Select the lines of the records containing the word "Business" and list them.

#### Recorded data
══════════

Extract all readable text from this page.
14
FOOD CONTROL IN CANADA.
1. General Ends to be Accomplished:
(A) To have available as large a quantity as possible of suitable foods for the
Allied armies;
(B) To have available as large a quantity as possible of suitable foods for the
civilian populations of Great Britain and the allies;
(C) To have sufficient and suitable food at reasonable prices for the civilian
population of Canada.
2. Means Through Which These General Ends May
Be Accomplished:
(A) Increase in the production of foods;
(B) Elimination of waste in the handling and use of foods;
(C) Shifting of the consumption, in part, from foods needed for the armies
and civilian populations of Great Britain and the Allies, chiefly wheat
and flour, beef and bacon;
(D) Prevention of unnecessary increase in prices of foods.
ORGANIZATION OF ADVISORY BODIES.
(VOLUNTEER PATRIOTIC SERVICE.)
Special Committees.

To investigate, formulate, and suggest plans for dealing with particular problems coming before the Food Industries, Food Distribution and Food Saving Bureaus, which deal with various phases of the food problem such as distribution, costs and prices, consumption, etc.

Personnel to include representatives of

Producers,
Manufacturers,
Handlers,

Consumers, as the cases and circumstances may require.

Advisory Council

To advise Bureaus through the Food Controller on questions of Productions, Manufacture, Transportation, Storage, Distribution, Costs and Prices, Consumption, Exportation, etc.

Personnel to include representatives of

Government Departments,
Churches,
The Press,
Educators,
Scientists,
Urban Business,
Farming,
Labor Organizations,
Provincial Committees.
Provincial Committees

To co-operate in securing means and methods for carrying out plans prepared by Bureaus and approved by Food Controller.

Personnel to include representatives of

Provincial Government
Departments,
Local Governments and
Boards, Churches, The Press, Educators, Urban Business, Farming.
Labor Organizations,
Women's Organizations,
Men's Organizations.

══════════

#### COMPLETE OUTPUT
Urban Business,
Boards, Churches, The Press, Educators, Urban Business, Farming.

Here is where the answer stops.